■ **Requirement**
Gather each line of the records where "title" appears.

■ **Excerpted data**
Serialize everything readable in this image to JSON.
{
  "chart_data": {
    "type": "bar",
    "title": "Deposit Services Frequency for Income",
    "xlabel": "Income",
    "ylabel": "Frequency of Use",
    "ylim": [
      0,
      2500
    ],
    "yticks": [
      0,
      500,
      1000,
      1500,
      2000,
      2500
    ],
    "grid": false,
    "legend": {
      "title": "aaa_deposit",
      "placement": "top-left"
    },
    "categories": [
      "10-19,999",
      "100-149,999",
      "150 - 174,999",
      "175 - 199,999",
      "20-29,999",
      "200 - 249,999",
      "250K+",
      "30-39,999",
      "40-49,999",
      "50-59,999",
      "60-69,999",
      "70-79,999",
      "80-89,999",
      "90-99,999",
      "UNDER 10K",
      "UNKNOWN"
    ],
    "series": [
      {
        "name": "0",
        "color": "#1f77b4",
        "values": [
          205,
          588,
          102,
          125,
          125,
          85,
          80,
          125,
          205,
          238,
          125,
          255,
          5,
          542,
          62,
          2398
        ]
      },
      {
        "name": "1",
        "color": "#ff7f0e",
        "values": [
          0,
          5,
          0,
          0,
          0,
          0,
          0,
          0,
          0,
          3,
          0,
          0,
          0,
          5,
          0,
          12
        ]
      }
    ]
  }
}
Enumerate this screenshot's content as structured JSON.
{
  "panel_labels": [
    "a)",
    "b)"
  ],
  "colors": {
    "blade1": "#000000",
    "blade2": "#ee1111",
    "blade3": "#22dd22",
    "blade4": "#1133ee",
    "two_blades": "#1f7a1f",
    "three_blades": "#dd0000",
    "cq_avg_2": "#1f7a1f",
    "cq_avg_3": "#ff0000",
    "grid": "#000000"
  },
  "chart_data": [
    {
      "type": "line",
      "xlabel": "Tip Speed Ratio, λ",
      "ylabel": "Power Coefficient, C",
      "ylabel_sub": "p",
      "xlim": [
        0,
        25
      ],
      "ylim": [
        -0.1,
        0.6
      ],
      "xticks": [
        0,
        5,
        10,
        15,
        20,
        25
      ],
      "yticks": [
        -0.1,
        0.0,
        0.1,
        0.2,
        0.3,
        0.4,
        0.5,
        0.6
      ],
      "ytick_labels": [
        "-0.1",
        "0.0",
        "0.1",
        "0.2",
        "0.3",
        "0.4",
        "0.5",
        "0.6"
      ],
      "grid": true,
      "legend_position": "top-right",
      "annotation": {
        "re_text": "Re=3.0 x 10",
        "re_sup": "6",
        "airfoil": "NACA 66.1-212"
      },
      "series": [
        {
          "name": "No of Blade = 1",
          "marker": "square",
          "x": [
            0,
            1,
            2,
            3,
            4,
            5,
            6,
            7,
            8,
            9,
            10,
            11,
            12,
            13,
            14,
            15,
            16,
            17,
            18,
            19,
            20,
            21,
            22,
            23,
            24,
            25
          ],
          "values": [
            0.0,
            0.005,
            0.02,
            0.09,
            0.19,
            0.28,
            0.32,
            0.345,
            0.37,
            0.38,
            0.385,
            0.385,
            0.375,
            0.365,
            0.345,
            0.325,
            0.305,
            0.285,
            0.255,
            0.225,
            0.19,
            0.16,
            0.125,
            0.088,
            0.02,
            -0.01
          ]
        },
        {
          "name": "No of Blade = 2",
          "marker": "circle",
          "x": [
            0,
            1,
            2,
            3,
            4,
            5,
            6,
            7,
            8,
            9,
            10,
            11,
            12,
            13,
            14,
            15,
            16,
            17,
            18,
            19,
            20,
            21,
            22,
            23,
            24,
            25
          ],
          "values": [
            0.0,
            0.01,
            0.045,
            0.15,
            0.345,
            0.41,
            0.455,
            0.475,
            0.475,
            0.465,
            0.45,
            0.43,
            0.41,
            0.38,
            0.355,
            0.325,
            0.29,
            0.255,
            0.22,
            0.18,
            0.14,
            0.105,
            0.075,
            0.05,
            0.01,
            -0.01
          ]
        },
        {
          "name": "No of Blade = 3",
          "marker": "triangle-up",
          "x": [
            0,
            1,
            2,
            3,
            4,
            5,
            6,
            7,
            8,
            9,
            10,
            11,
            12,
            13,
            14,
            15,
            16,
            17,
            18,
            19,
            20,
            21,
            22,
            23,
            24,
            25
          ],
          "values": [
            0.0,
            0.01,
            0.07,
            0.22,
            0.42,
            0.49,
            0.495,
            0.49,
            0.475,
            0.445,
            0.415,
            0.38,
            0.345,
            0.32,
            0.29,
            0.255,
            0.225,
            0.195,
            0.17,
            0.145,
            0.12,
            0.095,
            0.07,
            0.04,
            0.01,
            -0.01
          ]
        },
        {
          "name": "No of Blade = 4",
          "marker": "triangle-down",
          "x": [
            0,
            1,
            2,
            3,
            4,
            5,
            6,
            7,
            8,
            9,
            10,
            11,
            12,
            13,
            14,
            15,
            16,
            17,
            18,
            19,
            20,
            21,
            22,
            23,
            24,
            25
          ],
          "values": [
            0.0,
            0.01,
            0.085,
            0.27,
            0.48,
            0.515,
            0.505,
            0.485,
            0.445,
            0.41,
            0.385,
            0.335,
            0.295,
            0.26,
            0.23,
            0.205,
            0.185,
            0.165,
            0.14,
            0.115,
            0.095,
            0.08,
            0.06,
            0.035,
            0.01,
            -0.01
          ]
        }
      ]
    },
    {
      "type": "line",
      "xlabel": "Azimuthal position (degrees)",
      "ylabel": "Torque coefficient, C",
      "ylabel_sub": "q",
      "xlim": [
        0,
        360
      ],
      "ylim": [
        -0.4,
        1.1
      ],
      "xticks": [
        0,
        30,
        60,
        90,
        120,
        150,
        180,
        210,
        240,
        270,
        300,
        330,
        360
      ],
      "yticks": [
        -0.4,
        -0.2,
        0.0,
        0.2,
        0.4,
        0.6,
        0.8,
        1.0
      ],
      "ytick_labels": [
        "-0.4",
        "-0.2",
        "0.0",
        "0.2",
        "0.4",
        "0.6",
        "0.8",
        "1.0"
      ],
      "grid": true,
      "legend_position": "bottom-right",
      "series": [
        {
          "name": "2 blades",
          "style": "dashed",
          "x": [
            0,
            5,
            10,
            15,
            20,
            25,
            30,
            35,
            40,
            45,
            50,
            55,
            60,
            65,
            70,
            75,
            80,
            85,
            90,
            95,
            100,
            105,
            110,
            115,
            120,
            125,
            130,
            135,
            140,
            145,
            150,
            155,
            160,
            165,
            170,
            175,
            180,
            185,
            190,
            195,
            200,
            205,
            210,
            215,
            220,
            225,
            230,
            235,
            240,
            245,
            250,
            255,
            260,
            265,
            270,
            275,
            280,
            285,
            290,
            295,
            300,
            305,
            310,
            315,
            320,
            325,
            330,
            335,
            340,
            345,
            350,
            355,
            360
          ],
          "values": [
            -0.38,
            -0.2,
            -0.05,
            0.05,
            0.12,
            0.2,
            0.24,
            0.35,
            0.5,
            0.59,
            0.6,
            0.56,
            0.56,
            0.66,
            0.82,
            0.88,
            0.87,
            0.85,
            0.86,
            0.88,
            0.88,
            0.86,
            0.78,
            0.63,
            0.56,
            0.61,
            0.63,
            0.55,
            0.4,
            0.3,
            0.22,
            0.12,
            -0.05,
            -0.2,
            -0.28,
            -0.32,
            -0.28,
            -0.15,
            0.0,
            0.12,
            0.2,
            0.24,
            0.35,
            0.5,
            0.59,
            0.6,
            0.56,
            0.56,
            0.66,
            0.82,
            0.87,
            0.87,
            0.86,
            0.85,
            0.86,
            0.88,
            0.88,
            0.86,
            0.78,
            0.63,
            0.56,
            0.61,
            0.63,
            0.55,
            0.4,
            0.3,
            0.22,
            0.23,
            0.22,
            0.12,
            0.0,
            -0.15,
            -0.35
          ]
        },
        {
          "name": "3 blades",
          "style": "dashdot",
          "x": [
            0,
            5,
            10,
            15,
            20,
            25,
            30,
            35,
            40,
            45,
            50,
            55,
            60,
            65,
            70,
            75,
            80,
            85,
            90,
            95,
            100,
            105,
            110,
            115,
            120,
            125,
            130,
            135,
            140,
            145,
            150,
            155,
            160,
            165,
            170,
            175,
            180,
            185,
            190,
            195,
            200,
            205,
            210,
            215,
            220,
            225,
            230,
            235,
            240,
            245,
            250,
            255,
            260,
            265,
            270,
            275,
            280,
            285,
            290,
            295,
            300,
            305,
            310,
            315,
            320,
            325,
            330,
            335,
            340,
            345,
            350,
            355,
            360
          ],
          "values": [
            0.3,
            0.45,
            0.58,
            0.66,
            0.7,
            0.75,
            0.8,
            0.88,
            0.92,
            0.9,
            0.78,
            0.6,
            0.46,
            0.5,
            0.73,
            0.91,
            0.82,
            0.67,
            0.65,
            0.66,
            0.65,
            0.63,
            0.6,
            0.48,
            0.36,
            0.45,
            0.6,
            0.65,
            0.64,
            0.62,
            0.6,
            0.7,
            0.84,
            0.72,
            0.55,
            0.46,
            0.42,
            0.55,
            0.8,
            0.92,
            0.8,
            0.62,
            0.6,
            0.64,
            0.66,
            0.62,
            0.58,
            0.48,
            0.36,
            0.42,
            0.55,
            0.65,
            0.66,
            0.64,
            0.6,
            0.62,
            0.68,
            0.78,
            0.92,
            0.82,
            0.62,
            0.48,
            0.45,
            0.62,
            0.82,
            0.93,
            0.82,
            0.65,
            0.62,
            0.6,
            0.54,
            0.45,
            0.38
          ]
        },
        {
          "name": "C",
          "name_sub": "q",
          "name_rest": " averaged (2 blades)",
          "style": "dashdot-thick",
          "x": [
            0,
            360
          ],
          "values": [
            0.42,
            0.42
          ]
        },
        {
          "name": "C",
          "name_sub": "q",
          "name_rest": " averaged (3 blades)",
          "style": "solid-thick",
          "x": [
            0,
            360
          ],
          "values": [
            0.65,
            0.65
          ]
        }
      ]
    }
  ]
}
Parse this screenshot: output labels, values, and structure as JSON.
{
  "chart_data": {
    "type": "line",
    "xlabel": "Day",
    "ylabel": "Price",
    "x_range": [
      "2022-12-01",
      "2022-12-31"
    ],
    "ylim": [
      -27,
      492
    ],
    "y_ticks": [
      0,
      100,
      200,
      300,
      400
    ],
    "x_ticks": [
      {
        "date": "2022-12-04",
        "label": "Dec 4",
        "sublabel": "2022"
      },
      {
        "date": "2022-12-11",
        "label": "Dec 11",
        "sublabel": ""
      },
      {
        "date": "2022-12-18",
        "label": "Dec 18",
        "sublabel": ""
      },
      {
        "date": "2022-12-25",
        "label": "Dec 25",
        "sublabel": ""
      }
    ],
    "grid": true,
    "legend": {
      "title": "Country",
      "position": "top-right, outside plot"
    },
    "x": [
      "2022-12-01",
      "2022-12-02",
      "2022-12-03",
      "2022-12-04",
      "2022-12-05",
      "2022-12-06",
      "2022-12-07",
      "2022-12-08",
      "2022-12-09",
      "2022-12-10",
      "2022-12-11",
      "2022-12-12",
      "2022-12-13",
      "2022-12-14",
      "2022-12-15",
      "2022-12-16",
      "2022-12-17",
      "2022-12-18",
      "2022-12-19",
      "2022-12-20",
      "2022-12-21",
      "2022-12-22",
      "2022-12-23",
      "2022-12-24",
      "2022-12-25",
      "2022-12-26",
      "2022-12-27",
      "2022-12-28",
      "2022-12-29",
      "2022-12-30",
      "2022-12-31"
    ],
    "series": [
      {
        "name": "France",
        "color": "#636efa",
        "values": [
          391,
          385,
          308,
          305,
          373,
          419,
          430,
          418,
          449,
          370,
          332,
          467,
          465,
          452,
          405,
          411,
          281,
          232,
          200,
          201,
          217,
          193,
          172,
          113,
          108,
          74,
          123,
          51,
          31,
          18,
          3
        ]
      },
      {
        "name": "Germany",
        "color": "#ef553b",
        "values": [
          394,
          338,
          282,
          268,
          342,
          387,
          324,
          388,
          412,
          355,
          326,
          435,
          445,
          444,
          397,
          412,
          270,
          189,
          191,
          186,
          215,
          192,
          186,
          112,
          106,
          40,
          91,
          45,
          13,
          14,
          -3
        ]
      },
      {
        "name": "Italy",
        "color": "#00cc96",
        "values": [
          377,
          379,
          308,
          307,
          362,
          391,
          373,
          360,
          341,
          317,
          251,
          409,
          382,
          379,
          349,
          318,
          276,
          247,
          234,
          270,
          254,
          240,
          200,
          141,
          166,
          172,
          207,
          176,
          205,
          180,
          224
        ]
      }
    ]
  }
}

■ **Full output**
    "title": "Deposit Services Frequency for Income",
      "title": "aaa_deposit",
      "title": "Country",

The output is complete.